(Data excerpts)
◆ ◆ ◆ ◆
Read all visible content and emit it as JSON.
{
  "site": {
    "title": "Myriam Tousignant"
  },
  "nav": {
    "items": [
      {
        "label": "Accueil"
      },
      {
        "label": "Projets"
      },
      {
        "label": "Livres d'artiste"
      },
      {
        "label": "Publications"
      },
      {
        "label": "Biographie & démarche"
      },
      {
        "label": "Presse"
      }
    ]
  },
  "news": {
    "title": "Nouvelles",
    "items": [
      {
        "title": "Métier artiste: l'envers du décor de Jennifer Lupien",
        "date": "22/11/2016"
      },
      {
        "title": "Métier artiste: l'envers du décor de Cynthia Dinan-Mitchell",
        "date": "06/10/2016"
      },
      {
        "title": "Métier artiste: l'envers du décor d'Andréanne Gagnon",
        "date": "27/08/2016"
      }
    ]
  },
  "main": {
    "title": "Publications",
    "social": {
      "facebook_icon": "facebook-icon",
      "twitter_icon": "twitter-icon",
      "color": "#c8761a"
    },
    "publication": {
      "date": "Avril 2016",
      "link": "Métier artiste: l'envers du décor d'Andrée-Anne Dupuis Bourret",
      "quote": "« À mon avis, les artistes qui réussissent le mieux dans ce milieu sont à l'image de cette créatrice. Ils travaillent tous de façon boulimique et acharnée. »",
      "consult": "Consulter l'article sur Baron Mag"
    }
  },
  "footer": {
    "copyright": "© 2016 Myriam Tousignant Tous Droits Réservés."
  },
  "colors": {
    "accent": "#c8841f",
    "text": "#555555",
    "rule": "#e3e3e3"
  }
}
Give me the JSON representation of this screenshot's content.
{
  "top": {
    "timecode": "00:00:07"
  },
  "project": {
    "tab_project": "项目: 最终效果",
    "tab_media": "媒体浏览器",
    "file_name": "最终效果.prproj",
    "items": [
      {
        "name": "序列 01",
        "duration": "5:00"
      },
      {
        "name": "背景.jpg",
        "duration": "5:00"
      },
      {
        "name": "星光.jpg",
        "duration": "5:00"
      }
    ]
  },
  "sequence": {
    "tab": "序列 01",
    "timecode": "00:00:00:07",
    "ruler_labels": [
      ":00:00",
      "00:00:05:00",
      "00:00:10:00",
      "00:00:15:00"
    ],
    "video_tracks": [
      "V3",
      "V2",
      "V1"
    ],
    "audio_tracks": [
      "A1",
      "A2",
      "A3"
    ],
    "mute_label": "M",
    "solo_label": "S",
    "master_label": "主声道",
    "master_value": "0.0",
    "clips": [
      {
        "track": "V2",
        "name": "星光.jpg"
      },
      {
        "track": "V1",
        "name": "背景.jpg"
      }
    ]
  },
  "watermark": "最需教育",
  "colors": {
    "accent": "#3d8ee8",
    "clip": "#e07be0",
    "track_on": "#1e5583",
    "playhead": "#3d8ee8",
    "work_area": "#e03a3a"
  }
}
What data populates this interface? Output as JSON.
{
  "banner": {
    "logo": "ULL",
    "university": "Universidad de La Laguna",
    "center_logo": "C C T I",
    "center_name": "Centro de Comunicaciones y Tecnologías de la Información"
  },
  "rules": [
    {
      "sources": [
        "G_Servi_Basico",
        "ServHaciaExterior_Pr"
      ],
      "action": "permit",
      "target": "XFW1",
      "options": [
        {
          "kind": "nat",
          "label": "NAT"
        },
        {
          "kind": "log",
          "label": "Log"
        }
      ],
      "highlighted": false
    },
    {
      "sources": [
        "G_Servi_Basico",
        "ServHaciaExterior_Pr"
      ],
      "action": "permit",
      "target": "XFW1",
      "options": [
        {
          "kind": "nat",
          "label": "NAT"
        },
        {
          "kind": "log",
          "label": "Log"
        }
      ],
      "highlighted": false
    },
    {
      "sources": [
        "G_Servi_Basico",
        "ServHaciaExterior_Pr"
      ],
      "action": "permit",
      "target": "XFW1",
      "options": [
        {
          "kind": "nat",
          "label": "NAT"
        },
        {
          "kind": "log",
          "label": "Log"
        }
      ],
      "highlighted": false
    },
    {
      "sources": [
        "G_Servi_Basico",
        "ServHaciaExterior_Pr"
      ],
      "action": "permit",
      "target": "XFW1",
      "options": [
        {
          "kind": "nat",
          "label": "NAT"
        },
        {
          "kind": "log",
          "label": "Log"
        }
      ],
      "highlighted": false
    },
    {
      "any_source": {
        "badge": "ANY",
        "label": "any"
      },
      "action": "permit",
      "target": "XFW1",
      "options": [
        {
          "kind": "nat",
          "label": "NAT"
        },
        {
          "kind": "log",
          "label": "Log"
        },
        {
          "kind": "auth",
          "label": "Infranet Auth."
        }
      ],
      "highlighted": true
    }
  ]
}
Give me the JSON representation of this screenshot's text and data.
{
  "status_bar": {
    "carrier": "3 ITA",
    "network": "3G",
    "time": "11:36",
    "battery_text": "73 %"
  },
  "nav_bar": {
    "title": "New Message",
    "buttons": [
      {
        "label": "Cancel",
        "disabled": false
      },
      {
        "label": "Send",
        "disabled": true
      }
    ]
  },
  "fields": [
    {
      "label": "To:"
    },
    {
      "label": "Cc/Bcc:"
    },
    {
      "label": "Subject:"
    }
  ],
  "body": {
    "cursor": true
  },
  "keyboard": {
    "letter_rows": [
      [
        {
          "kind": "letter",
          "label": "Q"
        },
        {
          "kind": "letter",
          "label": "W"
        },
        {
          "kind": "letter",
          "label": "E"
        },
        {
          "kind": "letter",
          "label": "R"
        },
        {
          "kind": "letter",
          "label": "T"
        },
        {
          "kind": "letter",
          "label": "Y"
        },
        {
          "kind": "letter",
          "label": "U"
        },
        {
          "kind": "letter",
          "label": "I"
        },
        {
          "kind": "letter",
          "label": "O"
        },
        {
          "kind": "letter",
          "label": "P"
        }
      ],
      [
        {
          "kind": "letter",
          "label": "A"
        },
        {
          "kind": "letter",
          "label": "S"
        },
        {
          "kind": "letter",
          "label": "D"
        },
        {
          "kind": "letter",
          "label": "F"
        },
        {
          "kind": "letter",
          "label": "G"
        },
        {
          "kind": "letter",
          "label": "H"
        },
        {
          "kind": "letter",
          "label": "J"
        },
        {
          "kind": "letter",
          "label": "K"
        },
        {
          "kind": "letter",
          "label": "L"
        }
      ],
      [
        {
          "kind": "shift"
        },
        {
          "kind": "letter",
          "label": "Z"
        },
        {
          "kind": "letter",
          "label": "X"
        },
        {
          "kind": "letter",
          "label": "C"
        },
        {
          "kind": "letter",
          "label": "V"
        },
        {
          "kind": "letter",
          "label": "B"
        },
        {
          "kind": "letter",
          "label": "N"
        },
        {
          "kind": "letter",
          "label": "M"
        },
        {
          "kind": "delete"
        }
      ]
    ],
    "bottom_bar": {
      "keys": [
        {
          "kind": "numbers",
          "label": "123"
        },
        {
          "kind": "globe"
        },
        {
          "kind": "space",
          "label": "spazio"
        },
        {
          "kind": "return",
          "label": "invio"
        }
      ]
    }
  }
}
◆ ◆ ◆ ◆
Task
Pull out every line in the data above that has the word "true".

Exercise result
      "highlighted": true
        "disabled": true
    "cursor": true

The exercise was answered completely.